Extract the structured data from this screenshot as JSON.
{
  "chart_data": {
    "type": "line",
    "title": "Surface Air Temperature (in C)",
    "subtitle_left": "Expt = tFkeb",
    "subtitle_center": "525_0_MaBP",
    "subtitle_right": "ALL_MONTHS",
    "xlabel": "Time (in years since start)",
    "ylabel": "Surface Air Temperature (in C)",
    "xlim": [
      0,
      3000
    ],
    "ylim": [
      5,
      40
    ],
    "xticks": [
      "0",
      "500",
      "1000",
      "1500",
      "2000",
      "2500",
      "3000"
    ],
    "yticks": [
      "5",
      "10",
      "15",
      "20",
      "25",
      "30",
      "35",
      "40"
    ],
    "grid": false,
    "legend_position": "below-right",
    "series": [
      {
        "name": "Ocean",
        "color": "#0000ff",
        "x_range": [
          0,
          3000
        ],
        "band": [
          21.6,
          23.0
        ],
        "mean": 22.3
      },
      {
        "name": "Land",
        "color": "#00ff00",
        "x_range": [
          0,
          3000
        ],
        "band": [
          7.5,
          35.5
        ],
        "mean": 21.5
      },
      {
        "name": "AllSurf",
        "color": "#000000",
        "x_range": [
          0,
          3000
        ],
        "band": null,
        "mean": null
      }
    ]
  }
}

**Required task:**
In the records above, find each line holding "Temperature" and copy it.

**Full response:**
    "title": "Surface Air Temperature (in C)",
    "ylabel": "Surface Air Temperature (in C)",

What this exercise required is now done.